-- start of Supplied data --
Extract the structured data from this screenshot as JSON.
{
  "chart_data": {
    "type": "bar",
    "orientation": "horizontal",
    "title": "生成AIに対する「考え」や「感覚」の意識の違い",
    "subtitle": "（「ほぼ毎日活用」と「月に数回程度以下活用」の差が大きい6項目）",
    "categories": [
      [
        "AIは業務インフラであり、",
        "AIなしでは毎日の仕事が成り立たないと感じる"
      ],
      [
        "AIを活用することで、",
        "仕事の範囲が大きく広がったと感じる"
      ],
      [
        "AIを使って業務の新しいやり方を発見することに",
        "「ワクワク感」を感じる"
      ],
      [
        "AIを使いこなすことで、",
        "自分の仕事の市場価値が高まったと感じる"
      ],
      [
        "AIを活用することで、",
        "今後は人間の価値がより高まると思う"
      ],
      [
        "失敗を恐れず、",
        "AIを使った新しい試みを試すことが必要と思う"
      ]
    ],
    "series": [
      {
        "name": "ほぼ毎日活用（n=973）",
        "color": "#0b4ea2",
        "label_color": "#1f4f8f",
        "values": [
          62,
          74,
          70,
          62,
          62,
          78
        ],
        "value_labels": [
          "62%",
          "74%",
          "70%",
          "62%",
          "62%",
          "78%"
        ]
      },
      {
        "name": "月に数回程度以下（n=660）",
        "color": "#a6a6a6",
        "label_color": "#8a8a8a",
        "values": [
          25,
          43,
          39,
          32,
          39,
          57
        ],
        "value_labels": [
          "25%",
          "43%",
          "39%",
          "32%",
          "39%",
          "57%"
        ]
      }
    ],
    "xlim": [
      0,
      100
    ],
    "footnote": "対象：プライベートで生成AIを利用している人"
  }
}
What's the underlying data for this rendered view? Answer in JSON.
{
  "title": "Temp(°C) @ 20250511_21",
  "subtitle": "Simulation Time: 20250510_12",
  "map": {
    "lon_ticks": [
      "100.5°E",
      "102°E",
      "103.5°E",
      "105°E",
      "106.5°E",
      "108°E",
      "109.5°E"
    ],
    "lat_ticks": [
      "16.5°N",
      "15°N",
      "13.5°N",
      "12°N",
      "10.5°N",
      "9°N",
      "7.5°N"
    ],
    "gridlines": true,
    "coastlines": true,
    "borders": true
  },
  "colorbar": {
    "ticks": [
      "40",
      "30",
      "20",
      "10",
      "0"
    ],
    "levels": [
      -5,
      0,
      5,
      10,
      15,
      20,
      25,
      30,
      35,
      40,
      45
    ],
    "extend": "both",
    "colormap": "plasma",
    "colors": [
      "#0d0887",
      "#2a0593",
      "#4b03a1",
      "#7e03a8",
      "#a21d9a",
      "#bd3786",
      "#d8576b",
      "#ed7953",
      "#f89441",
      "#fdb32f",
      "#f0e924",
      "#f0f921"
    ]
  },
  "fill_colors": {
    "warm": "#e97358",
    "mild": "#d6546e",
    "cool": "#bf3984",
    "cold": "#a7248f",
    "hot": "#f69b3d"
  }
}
-- end of Supplied data --
### Description of the task
Go back to the listing above and please repeat it exactly.

### Task answer
Extract the structured data from this screenshot as JSON.
{
  "chart_data": {
    "type": "bar",
    "orientation": "horizontal",
    "title": "生成AIに対する「考え」や「感覚」の意識の違い",
    "subtitle": "（「ほぼ毎日活用」と「月に数回程度以下活用」の差が大きい6項目）",
    "categories": [
      [
        "AIは業務インフラであり、",
        "AIなしでは毎日の仕事が成り立たないと感じる"
      ],
      [
        "AIを活用することで、",
        "仕事の範囲が大きく広がったと感じる"
      ],
      [
        "AIを使って業務の新しいやり方を発見することに",
        "「ワクワク感」を感じる"
      ],
      [
        "AIを使いこなすことで、",
        "自分の仕事の市場価値が高まったと感じる"
      ],
      [
        "AIを活用することで、",
        "今後は人間の価値がより高まると思う"
      ],
      [
        "失敗を恐れず、",
        "AIを使った新しい試みを試すことが必要と思う"
      ]
    ],
    "series": [
      {
        "name": "ほぼ毎日活用（n=973）",
        "color": "#0b4ea2",
        "label_color": "#1f4f8f",
        "values": [
          62,
          74,
          70,
          62,
          62,
          78
        ],
        "value_labels": [
          "62%",
          "74%",
          "70%",
          "62%",
          "62%",
          "78%"
        ]
      },
      {
        "name": "月に数回程度以下（n=660）",
        "color": "#a6a6a6",
        "label_color": "#8a8a8a",
        "values": [
          25,
          43,
          39,
          32,
          39,
          57
        ],
        "value_labels": [
          "25%",
          "43%",
          "39%",
          "32%",
          "39%",
          "57%"
        ]
      }
    ],
    "xlim": [
      0,
      100
    ],
    "footnote": "対象：プライベートで生成AIを利用している人"
  }
}
What's the underlying data for this rendered view? Answer in JSON.
{
  "title": "Temp(°C) @ 20250511_21",
  "subtitle": "Simulation Time: 20250510_12",
  "map": {
    "lon_ticks": [
      "100.5°E",
      "102°E",
      "103.5°E",
      "105°E",
      "106.5°E",
      "108°E",
      "109.5°E"
    ],
    "lat_ticks": [
      "16.5°N",
      "15°N",
      "13.5°N",
      "12°N",
      "10.5°N",
      "9°N",
      "7.5°N"
    ],
    "gridlines": true,
    "coastlines": true,
    "borders": true
  },
  "colorbar": {
    "ticks": [
      "40",
      "30",
      "20",
      "10",
      "0"
    ],
    "levels": [
      -5,
      0,
      5,
      10,
      15,
      20,
      25,
      30,
      35,
      40,
      45
    ],
    "extend": "both",
    "colormap": "plasma",
    "colors": [
      "#0d0887",
      "#2a0593",
      "#4b03a1",
      "#7e03a8",
      "#a21d9a",
      "#bd3786",
      "#d8576b",
      "#ed7953",
      "#f89441",
      "#fdb32f",
      "#f0e924",
      "#f0f921"
    ]
  },
  "fill_colors": {
    "warm": "#e97358",
    "mild": "#d6546e",
    "cool": "#bf3984",
    "cold": "#a7248f",
    "hot": "#f69b3d"
  }
}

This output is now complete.